To do —
Copy out each line of the data holding "this".

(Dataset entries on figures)
────────────────

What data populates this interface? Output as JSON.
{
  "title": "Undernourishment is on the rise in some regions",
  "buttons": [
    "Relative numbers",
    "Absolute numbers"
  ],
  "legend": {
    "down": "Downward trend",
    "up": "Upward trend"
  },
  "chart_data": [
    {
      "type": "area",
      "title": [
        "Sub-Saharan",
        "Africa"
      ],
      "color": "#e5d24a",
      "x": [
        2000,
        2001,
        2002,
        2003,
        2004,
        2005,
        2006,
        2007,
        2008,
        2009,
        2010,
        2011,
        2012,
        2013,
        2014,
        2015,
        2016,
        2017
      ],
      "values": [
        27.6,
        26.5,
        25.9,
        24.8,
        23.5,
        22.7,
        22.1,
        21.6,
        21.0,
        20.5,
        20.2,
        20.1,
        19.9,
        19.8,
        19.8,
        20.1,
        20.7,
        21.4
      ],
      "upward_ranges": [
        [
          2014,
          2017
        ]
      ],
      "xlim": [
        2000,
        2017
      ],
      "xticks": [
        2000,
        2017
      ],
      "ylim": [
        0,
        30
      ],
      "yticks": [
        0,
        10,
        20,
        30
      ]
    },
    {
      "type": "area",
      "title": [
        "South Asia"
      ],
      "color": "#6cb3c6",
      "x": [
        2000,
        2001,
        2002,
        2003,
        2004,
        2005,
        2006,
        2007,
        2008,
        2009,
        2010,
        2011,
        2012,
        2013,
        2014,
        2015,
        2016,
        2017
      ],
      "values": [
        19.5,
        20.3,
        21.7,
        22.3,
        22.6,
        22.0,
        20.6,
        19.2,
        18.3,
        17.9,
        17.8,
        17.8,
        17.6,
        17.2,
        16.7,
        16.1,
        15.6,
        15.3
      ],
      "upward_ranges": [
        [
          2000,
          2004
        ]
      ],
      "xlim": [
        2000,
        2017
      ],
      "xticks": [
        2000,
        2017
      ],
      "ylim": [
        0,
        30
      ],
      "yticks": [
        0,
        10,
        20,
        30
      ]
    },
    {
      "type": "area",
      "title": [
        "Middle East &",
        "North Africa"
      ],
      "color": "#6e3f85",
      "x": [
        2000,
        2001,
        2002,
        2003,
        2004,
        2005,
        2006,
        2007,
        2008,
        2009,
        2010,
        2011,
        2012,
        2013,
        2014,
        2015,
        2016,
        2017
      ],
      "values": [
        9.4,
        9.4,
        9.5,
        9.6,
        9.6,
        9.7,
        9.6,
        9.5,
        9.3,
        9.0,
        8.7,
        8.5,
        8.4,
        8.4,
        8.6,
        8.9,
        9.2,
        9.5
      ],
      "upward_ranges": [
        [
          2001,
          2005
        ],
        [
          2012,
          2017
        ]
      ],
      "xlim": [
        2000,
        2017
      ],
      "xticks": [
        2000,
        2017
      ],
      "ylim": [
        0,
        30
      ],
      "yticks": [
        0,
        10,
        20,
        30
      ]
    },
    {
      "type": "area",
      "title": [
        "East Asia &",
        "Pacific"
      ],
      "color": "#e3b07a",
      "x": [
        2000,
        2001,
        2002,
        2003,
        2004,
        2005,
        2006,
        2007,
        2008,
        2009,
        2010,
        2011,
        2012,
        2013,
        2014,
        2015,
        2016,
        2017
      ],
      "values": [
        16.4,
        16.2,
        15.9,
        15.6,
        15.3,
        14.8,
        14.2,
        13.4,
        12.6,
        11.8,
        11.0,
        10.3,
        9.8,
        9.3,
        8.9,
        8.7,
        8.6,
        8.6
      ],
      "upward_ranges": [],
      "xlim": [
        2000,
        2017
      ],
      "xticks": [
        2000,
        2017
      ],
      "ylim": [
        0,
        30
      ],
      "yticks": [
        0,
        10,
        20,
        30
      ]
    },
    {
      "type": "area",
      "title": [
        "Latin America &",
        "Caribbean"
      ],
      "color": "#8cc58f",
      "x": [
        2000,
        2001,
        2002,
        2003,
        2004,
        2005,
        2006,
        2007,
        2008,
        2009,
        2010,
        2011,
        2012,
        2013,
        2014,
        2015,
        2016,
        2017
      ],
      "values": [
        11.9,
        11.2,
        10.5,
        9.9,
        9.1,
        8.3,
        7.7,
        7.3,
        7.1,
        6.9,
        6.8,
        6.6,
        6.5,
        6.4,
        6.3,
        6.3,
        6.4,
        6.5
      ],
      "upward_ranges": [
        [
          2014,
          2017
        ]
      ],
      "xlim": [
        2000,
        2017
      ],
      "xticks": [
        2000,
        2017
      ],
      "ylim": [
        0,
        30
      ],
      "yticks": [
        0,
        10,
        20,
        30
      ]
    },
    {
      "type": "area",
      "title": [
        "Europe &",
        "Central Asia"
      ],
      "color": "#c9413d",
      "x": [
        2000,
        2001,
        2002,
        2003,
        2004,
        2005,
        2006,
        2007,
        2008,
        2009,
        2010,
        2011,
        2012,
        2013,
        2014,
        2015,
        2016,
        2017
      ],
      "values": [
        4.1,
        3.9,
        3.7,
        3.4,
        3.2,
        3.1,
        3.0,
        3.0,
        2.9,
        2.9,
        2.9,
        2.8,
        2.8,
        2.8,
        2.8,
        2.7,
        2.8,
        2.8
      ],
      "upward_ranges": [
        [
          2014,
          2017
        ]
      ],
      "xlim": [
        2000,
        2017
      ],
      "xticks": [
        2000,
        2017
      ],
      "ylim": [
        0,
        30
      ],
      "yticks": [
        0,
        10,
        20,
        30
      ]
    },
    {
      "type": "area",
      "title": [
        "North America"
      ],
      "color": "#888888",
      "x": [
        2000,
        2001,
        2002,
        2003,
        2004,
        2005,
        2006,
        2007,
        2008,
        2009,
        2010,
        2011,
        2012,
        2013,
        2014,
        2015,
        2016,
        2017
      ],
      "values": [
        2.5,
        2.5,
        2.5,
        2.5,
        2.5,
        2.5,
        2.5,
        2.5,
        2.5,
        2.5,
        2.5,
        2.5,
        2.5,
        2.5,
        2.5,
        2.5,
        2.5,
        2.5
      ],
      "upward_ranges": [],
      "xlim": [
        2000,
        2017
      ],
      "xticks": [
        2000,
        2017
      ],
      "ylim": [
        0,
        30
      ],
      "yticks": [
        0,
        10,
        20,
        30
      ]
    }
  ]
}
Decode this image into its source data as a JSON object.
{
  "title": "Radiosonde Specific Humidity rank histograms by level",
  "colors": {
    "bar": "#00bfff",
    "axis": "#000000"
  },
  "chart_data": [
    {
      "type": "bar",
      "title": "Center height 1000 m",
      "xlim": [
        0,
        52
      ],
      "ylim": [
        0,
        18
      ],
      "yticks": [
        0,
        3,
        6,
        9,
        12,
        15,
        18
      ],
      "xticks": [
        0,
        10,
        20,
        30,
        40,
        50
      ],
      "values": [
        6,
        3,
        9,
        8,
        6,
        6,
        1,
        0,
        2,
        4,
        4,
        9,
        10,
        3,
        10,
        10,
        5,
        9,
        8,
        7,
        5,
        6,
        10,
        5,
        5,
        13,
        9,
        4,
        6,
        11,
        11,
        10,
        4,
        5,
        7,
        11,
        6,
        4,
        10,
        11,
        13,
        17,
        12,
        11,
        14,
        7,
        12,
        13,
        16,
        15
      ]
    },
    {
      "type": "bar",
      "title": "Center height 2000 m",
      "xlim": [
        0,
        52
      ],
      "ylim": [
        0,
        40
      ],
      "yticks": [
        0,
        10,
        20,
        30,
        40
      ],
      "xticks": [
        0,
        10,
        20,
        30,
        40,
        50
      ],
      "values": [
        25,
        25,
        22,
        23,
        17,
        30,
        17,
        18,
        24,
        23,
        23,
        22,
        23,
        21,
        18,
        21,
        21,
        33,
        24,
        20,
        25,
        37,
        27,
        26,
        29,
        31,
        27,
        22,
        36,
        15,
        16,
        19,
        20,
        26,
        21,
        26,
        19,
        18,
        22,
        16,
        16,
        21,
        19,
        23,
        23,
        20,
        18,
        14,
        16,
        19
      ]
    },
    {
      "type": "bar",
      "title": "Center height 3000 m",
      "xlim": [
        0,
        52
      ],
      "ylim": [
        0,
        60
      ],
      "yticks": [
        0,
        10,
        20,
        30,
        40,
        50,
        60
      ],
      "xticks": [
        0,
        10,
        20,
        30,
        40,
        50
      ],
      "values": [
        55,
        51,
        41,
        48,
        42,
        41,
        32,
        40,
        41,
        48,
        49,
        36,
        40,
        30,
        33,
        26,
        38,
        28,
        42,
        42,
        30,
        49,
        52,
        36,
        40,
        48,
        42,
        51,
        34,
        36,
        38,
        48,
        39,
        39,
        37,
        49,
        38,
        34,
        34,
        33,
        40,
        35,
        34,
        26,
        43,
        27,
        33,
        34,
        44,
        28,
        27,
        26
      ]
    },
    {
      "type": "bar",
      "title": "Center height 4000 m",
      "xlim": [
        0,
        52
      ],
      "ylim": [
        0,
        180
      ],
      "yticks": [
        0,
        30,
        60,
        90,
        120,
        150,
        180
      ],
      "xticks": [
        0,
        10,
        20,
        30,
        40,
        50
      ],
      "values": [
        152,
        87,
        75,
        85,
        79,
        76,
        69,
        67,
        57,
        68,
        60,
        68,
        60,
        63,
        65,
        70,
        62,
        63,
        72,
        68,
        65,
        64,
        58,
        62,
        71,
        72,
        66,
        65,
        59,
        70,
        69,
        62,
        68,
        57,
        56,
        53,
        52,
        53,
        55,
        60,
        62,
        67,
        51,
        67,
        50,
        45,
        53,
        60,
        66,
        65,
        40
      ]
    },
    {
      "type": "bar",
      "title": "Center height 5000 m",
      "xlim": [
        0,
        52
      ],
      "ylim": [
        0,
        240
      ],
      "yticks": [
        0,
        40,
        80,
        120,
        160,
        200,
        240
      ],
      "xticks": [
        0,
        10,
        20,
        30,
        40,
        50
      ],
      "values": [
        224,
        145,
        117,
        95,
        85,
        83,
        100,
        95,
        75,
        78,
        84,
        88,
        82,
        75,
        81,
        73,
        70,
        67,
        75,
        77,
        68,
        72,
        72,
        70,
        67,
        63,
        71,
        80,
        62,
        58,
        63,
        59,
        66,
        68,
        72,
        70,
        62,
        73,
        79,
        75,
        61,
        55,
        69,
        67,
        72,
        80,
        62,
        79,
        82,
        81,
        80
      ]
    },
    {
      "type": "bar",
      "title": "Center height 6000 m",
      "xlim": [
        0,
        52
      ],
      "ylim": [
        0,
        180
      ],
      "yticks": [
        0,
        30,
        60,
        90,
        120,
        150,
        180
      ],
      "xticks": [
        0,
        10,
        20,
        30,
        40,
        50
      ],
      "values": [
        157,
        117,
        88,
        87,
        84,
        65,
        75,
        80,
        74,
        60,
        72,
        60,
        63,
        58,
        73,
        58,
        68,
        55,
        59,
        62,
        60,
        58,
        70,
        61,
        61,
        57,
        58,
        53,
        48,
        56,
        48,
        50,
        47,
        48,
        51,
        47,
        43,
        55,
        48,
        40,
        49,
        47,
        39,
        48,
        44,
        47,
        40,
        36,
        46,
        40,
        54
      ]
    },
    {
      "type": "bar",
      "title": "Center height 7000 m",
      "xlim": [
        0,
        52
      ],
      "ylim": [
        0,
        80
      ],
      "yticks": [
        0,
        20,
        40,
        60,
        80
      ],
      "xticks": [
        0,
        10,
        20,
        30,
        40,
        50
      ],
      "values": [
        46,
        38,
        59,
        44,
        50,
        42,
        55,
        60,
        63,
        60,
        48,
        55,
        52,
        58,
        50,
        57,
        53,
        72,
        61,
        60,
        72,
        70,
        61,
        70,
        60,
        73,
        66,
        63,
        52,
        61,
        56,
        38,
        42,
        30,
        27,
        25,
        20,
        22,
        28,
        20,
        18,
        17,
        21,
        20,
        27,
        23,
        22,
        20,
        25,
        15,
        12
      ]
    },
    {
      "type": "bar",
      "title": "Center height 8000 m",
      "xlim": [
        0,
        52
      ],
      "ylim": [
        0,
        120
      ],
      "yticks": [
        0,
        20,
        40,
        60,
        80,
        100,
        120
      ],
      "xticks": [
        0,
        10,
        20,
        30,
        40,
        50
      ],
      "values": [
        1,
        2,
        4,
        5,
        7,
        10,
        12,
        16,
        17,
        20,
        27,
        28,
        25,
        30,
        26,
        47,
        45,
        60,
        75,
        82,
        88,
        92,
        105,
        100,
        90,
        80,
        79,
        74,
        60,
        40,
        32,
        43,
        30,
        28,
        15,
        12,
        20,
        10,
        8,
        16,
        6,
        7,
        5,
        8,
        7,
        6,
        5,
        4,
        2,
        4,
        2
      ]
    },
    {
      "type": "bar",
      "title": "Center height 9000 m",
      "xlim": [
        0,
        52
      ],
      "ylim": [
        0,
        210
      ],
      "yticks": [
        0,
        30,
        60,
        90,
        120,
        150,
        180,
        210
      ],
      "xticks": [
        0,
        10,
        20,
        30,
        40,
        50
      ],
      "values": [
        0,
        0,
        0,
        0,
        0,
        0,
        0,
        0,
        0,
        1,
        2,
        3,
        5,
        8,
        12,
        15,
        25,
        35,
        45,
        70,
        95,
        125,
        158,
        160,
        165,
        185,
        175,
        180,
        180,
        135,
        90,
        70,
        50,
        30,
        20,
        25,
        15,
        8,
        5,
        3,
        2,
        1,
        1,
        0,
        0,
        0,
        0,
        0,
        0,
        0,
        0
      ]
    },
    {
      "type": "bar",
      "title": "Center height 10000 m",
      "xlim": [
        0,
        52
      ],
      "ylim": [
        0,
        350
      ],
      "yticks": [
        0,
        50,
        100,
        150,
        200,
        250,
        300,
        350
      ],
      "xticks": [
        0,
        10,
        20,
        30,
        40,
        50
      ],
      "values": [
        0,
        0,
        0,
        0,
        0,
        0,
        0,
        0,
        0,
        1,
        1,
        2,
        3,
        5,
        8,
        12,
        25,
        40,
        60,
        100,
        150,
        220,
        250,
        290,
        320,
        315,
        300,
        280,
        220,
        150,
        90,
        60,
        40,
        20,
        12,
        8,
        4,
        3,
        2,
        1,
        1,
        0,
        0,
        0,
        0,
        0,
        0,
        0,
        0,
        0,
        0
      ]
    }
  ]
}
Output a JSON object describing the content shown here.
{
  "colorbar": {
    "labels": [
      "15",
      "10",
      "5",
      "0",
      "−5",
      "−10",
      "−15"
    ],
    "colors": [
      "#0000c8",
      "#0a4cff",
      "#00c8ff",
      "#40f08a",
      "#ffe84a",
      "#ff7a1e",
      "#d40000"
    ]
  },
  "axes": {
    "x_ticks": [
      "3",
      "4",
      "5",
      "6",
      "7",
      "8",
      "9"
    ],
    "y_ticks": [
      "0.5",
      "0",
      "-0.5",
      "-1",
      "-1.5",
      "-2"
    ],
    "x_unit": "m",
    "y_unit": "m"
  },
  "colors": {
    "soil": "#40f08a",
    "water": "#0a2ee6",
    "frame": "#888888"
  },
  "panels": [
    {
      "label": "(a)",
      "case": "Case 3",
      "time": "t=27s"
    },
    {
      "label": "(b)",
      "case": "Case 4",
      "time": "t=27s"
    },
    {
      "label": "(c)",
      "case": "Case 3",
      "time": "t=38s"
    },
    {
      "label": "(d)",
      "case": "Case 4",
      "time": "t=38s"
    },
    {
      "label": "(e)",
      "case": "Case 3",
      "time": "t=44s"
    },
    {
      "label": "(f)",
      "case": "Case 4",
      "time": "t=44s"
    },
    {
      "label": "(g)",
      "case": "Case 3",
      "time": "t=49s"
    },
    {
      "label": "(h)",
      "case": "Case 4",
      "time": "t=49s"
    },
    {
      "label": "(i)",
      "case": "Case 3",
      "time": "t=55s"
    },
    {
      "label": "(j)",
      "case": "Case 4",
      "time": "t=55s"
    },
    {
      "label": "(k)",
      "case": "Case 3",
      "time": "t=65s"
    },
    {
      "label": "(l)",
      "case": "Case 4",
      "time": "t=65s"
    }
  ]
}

────────────────

Output of the task —
What data populates this interface? Output as JSON.
Decode this image into its source data as a JSON object.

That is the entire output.